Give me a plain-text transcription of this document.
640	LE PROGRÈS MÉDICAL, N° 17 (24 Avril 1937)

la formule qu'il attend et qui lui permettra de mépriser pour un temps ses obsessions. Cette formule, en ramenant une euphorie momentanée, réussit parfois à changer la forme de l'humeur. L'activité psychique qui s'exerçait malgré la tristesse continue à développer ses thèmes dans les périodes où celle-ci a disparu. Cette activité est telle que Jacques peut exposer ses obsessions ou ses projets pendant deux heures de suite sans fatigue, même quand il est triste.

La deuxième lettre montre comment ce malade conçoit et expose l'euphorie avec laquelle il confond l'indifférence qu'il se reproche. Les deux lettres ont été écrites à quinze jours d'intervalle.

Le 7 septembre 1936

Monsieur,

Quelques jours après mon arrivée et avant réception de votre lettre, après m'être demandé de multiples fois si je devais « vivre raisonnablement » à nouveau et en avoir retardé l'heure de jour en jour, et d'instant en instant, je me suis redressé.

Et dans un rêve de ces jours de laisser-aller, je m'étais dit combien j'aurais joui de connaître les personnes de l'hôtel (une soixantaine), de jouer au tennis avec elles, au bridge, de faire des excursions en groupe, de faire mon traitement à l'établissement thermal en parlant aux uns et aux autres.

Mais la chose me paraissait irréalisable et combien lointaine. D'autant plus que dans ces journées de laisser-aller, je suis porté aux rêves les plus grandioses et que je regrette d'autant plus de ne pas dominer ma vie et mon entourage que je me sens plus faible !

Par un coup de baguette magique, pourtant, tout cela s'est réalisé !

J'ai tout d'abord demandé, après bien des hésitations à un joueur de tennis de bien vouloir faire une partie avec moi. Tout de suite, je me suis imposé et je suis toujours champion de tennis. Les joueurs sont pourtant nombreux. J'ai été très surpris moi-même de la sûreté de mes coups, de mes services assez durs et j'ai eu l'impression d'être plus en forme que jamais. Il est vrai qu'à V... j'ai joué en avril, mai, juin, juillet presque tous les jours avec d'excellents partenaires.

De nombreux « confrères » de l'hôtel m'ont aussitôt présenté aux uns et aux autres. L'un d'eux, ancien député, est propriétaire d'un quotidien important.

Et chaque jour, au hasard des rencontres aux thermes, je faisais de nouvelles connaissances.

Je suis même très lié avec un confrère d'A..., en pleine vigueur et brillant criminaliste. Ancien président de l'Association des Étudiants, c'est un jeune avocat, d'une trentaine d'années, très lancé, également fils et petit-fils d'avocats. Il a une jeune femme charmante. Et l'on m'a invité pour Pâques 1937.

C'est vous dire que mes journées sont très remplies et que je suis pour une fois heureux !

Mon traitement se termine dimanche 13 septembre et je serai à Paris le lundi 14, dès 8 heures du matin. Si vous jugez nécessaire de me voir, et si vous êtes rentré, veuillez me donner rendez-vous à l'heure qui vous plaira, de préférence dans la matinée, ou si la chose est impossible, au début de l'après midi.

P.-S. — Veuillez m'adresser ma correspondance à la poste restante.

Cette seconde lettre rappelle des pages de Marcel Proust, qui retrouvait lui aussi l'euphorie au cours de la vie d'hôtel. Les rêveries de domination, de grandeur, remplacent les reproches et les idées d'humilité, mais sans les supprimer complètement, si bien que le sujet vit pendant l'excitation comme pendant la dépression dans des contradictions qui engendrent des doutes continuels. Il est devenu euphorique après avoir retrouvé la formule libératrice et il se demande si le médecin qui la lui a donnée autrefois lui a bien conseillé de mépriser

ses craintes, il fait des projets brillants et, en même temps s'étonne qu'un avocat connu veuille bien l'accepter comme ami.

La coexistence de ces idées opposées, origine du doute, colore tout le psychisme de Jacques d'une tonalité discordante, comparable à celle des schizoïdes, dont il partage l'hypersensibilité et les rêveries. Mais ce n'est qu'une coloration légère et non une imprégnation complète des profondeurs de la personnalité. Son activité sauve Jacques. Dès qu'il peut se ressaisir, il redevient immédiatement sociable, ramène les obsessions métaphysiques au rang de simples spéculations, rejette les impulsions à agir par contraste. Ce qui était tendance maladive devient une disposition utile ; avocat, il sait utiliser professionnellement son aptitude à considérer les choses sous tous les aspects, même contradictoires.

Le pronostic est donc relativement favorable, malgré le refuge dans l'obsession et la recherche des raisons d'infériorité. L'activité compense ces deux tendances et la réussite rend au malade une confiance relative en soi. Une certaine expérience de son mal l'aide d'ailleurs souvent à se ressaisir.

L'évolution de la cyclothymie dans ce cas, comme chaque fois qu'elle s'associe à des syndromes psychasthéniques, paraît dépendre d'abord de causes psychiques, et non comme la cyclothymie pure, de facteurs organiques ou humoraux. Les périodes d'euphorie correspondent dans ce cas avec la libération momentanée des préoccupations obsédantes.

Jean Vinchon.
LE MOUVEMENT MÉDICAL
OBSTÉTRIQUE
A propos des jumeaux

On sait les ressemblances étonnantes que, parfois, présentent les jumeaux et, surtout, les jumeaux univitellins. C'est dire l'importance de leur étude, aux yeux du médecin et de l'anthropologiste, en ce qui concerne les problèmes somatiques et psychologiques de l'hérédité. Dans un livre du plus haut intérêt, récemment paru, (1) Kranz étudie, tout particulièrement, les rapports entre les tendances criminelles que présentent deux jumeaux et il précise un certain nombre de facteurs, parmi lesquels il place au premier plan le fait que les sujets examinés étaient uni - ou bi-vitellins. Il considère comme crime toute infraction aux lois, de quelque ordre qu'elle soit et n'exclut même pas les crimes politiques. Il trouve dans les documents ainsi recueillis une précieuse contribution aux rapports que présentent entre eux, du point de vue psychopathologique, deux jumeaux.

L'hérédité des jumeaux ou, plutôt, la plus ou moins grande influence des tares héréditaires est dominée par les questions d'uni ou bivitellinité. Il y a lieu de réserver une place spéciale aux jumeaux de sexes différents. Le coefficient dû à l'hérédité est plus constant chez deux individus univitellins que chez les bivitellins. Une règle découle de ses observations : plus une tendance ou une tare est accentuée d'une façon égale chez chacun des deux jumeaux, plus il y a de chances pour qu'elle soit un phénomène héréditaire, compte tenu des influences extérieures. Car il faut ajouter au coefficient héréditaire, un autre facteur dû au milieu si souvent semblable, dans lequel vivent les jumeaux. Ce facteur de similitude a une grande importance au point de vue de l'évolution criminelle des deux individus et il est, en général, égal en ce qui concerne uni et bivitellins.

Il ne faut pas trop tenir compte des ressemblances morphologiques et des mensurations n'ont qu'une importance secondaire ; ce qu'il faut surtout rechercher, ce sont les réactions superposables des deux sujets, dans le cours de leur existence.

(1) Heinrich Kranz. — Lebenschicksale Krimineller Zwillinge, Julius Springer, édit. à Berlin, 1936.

- _Direction_: Set down the listing above in full, please, exactly as it appears.

- _Answer below_:
Give me a plain-text transcription of this document.
640	LE PROGRÈS MÉDICAL, N° 17 (24 Avril 1937)

la formule qu'il attend et qui lui permettra de mépriser pour un temps ses obsessions. Cette formule, en ramenant une euphorie momentanée, réussit parfois à changer la forme de l'humeur. L'activité psychique qui s'exerçait malgré la tristesse continue à développer ses thèmes dans les périodes où celle-ci a disparu. Cette activité est telle que Jacques peut exposer ses obsessions ou ses projets pendant deux heures de suite sans fatigue, même quand il est triste.

La deuxième lettre montre comment ce malade conçoit et expose l'euphorie avec laquelle il confond l'indifférence qu'il se reproche. Les deux lettres ont été écrites à quinze jours d'intervalle.

Le 7 septembre 1936

Monsieur,

Quelques jours après mon arrivée et avant réception de votre lettre, après m'être demandé de multiples fois si je devais « vivre raisonnablement » à nouveau et en avoir retardé l'heure de jour en jour, et d'instant en instant, je me suis redressé.

Et dans un rêve de ces jours de laisser-aller, je m'étais dit combien j'aurais joui de connaître les personnes de l'hôtel (une soixantaine), de jouer au tennis avec elles, au bridge, de faire des excursions en groupe, de faire mon traitement à l'établissement thermal en parlant aux uns et aux autres.

Mais la chose me paraissait irréalisable et combien lointaine. D'autant plus que dans ces journées de laisser-aller, je suis porté aux rêves les plus grandioses et que je regrette d'autant plus de ne pas dominer ma vie et mon entourage que je me sens plus faible !

Par un coup de baguette magique, pourtant, tout cela s'est réalisé !

J'ai tout d'abord demandé, après bien des hésitations à un joueur de tennis de bien vouloir faire une partie avec moi. Tout de suite, je me suis imposé et je suis toujours champion de tennis. Les joueurs sont pourtant nombreux. J'ai été très surpris moi-même de la sûreté de mes coups, de mes services assez durs et j'ai eu l'impression d'être plus en forme que jamais. Il est vrai qu'à V... j'ai joué en avril, mai, juin, juillet presque tous les jours avec d'excellents partenaires.

De nombreux « confrères » de l'hôtel m'ont aussitôt présenté aux uns et aux autres. L'un d'eux, ancien député, est propriétaire d'un quotidien important.

Et chaque jour, au hasard des rencontres aux thermes, je faisais de nouvelles connaissances.

Je suis même très lié avec un confrère d'A..., en pleine vigueur et brillant criminaliste. Ancien président de l'Association des Étudiants, c'est un jeune avocat, d'une trentaine d'années, très lancé, également fils et petit-fils d'avocats. Il a une jeune femme charmante. Et l'on m'a invité pour Pâques 1937.

C'est vous dire que mes journées sont très remplies et que je suis pour une fois heureux !

Mon traitement se termine dimanche 13 septembre et je serai à Paris le lundi 14, dès 8 heures du matin. Si vous jugez nécessaire de me voir, et si vous êtes rentré, veuillez me donner rendez-vous à l'heure qui vous plaira, de préférence dans la matinée, ou si la chose est impossible, au début de l'après midi.

P.-S. — Veuillez m'adresser ma correspondance à la poste restante.

Cette seconde lettre rappelle des pages de Marcel Proust, qui retrouvait lui aussi l'euphorie au cours de la vie d'hôtel. Les rêveries de domination, de grandeur, remplacent les reproches et les idées d'humilité, mais sans les supprimer complètement, si bien que le sujet vit pendant l'excitation comme pendant la dépression dans des contradictions qui engendrent des doutes continuels. Il est devenu euphorique après avoir retrouvé la formule libératrice et il se demande si le médecin qui la lui a donnée autrefois lui a bien conseillé de mépriser

ses craintes, il fait des projets brillants et, en même temps s'étonne qu'un avocat connu veuille bien l'accepter comme ami.

La coexistence de ces idées opposées, origine du doute, colore tout le psychisme de Jacques d'une tonalité discordante, comparable à celle des schizoïdes, dont il partage l'hypersensibilité et les rêveries. Mais ce n'est qu'une coloration légère et non une imprégnation complète des profondeurs de la personnalité. Son activité sauve Jacques. Dès qu'il peut se ressaisir, il redevient immédiatement sociable, ramène les obsessions métaphysiques au rang de simples spéculations, rejette les impulsions à agir par contraste. Ce qui était tendance maladive devient une disposition utile ; avocat, il sait utiliser professionnellement son aptitude à considérer les choses sous tous les aspects, même contradictoires.

Le pronostic est donc relativement favorable, malgré le refuge dans l'obsession et la recherche des raisons d'infériorité. L'activité compense ces deux tendances et la réussite rend au malade une confiance relative en soi. Une certaine expérience de son mal l'aide d'ailleurs souvent à se ressaisir.

L'évolution de la cyclothymie dans ce cas, comme chaque fois qu'elle s'associe à des syndromes psychasthéniques, paraît dépendre d'abord de causes psychiques, et non comme la cyclothymie pure, de facteurs organiques ou humoraux. Les périodes d'euphorie correspondent dans ce cas avec la libération momentanée des préoccupations obsédantes.

Jean Vinchon.
LE MOUVEMENT MÉDICAL
OBSTÉTRIQUE
A propos des jumeaux

On sait les ressemblances étonnantes que, parfois, présentent les jumeaux et, surtout, les jumeaux univitellins. C'est dire l'importance de leur étude, aux yeux du médecin et de l'anthropologiste, en ce qui concerne les problèmes somatiques et psychologiques de l'hérédité. Dans un livre du plus haut intérêt, récemment paru, (1) Kranz étudie, tout particulièrement, les rapports entre les tendances criminelles que présentent deux jumeaux et il précise un certain nombre de facteurs, parmi lesquels il place au premier plan le fait que les sujets examinés étaient uni - ou bi-vitellins. Il considère comme crime toute infraction aux lois, de quelque ordre qu'elle soit et n'exclut même pas les crimes politiques. Il trouve dans les documents ainsi recueillis une précieuse contribution aux rapports que présentent entre eux, du point de vue psychopathologique, deux jumeaux.

L'hérédité des jumeaux ou, plutôt, la plus ou moins grande influence des tares héréditaires est dominée par les questions d'uni ou bivitellinité. Il y a lieu de réserver une place spéciale aux jumeaux de sexes différents. Le coefficient dû à l'hérédité est plus constant chez deux individus univitellins que chez les bivitellins. Une règle découle de ses observations : plus une tendance ou une tare est accentuée d'une façon égale chez chacun des deux jumeaux, plus il y a de chances pour qu'elle soit un phénomène héréditaire, compte tenu des influences extérieures. Car il faut ajouter au coefficient héréditaire, un autre facteur dû au milieu si souvent semblable, dans lequel vivent les jumeaux. Ce facteur de similitude a une grande importance au point de vue de l'évolution criminelle des deux individus et il est, en général, égal en ce qui concerne uni et bivitellins.

Il ne faut pas trop tenir compte des ressemblances morphologiques et des mensurations n'ont qu'une importance secondaire ; ce qu'il faut surtout rechercher, ce sont les réactions superposables des deux sujets, dans le cours de leur existence.

(1) Heinrich Kranz. — Lebenschicksale Krimineller Zwillinge, Julius Springer, édit. à Berlin, 1936.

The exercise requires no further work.